* TASK:
Your answer should be one number: how many lines of the records hold the string "oral".

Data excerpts
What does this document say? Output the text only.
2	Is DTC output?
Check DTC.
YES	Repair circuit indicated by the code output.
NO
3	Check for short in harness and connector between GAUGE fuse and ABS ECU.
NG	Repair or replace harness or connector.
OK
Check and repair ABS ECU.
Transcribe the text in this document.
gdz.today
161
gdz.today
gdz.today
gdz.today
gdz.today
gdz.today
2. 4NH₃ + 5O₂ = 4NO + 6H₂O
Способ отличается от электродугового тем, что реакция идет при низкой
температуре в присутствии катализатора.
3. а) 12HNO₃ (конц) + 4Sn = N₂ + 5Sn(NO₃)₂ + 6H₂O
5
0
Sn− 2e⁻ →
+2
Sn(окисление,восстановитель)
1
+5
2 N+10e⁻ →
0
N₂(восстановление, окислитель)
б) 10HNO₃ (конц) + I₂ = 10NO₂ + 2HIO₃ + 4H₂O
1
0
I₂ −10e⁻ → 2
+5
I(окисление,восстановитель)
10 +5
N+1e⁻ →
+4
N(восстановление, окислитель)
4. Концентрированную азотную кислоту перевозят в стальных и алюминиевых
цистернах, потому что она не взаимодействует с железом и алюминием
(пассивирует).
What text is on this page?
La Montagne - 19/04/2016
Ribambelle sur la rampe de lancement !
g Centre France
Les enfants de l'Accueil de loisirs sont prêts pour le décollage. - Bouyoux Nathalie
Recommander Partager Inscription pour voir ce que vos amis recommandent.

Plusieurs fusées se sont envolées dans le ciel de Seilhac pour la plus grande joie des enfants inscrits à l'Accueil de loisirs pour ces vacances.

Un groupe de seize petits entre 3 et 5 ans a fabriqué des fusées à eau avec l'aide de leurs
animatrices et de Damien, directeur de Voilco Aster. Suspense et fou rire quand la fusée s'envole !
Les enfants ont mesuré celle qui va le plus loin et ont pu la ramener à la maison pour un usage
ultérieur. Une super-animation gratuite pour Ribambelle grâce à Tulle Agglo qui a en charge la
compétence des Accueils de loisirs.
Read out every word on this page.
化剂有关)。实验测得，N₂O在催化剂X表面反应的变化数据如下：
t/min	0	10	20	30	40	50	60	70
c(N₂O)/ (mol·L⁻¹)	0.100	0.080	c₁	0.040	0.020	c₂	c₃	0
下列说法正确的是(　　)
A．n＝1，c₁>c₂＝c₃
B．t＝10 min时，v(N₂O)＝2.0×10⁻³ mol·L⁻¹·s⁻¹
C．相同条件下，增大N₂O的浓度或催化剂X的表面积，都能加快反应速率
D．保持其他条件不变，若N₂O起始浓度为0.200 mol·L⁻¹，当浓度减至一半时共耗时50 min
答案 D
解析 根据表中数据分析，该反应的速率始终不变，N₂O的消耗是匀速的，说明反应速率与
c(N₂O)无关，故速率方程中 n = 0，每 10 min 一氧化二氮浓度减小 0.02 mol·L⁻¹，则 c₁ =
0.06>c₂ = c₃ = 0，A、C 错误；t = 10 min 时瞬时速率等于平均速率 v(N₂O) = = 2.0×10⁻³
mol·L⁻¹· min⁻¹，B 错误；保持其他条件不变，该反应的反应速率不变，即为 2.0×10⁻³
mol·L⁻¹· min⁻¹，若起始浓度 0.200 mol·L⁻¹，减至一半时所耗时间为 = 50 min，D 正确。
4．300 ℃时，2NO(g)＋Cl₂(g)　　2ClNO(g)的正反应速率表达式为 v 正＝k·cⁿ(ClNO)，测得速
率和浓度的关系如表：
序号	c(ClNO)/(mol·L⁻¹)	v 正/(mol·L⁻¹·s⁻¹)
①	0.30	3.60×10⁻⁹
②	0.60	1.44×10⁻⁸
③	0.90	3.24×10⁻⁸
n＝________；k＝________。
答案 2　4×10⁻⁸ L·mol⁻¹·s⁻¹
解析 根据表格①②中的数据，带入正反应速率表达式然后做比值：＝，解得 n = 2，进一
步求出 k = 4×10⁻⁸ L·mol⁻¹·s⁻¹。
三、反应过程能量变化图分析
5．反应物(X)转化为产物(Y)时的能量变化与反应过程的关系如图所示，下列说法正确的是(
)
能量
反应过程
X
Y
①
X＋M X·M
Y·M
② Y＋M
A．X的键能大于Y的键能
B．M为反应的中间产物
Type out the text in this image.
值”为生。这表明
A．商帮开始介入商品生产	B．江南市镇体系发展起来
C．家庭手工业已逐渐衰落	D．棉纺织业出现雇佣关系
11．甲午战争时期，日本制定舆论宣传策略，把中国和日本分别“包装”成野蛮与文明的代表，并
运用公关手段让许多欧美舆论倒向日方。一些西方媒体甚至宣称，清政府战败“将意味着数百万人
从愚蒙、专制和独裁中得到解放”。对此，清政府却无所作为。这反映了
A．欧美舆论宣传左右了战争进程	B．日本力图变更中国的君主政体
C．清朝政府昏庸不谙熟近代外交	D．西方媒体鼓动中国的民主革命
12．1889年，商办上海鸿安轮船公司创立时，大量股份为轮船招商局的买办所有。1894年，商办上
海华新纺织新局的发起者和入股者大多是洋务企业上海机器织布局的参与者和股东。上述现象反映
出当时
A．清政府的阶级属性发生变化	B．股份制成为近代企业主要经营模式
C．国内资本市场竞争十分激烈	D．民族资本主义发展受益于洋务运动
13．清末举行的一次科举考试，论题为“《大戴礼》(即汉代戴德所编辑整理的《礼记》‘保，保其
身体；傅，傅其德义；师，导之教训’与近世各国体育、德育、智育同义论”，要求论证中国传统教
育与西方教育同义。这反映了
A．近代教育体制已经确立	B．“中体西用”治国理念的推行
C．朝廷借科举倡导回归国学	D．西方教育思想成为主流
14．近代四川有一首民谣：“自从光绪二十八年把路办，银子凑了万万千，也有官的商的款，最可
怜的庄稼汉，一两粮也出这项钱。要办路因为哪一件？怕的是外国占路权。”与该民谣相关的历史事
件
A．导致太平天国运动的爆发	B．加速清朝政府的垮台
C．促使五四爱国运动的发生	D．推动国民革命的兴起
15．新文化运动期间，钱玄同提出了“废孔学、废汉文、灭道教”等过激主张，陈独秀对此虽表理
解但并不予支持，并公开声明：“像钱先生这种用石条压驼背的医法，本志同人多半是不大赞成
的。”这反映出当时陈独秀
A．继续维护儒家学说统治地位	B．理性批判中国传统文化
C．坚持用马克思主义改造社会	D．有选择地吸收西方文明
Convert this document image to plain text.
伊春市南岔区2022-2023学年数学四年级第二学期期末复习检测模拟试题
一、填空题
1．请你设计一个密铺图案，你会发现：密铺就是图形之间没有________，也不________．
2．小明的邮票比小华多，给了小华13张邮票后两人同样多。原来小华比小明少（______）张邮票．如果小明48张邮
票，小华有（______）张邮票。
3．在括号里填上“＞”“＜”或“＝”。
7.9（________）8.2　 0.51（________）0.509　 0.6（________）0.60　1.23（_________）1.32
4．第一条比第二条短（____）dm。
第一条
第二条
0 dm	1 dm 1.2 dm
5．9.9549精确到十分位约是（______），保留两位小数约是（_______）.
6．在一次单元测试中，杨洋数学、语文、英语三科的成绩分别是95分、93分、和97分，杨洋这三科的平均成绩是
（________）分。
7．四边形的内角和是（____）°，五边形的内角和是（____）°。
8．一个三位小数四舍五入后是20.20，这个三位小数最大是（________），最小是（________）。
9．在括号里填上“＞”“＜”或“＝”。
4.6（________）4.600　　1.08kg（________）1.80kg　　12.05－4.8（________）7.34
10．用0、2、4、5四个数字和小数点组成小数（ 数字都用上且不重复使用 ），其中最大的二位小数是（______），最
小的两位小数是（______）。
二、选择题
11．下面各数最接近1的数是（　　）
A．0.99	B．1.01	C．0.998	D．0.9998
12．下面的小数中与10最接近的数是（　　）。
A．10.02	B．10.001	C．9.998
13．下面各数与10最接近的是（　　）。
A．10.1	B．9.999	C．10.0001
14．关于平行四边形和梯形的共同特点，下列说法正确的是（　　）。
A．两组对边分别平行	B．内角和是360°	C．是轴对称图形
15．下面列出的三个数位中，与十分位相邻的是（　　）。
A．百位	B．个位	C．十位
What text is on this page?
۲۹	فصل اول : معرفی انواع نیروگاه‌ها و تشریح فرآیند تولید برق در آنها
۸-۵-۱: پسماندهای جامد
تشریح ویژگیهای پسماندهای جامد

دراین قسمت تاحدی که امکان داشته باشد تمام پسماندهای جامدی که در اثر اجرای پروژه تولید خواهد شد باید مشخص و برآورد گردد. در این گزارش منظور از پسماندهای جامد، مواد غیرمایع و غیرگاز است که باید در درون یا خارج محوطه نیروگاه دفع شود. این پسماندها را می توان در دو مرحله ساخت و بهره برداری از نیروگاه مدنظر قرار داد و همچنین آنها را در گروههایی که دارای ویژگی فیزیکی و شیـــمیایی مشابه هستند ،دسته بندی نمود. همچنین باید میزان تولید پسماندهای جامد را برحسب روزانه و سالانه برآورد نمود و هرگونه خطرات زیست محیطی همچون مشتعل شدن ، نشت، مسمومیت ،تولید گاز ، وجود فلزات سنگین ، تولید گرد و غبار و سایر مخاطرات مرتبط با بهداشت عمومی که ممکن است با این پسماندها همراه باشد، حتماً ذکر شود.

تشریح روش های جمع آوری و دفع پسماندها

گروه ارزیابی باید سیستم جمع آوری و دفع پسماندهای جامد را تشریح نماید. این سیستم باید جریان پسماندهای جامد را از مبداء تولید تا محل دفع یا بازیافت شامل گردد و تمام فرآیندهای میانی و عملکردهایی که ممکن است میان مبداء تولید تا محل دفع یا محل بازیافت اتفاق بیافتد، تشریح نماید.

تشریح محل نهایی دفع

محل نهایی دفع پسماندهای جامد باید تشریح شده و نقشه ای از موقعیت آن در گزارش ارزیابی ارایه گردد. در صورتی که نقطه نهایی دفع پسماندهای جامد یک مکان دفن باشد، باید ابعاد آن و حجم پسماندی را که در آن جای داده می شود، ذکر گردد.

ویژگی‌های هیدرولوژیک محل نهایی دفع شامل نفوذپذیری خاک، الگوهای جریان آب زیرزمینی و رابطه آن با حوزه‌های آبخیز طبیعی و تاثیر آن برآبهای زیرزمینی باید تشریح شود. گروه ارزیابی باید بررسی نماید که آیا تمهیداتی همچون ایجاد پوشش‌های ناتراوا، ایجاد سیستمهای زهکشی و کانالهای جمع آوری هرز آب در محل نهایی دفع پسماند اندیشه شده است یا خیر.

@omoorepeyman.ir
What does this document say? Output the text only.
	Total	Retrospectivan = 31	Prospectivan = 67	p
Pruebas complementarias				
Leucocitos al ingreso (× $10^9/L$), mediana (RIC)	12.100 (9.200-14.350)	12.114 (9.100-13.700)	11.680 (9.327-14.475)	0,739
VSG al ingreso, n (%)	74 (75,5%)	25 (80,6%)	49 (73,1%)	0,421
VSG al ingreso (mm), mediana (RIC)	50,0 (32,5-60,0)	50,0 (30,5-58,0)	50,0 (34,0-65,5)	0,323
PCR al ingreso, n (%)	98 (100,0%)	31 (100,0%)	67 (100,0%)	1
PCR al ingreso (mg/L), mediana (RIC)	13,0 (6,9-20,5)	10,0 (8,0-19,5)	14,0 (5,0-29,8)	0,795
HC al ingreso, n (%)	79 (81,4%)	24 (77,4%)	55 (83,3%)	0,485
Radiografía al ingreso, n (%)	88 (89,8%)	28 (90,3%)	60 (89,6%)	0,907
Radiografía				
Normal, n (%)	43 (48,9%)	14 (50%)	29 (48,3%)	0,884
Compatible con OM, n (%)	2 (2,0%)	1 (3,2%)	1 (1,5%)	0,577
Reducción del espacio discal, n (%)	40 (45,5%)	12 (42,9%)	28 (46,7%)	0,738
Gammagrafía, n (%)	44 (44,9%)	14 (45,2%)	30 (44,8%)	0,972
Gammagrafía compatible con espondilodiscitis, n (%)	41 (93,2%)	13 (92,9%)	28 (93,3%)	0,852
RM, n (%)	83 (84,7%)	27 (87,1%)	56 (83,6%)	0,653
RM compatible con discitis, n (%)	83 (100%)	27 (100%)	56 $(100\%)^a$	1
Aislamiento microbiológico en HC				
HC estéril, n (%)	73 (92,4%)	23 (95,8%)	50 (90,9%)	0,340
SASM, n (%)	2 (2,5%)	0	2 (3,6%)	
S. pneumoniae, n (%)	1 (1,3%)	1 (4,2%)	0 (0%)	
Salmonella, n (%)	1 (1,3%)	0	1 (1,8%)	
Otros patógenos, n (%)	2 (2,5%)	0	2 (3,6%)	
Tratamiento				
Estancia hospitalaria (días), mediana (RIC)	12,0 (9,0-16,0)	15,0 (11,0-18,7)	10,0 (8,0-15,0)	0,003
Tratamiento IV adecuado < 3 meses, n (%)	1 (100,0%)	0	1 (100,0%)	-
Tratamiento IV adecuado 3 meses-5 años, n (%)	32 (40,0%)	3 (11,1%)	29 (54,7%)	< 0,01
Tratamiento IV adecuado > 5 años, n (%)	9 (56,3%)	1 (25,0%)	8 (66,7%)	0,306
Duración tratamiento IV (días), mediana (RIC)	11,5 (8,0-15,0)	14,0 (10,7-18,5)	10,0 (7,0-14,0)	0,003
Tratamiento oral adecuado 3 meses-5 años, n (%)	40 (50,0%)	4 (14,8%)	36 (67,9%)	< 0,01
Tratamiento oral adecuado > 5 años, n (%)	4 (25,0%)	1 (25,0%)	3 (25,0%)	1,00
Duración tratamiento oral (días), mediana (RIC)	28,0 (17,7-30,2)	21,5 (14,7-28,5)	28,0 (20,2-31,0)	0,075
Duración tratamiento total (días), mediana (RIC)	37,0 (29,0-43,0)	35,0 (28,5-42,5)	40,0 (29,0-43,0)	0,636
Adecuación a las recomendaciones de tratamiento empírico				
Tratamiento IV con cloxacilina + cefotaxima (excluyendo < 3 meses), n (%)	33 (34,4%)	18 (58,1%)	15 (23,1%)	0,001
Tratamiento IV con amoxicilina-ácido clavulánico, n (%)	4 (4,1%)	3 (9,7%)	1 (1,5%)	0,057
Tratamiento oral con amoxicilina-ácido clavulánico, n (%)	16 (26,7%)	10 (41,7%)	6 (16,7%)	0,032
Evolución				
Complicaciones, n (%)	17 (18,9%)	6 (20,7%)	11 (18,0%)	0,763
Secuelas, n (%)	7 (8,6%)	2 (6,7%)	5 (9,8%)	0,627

* RESPONSE TO THIS EXERCISE:
4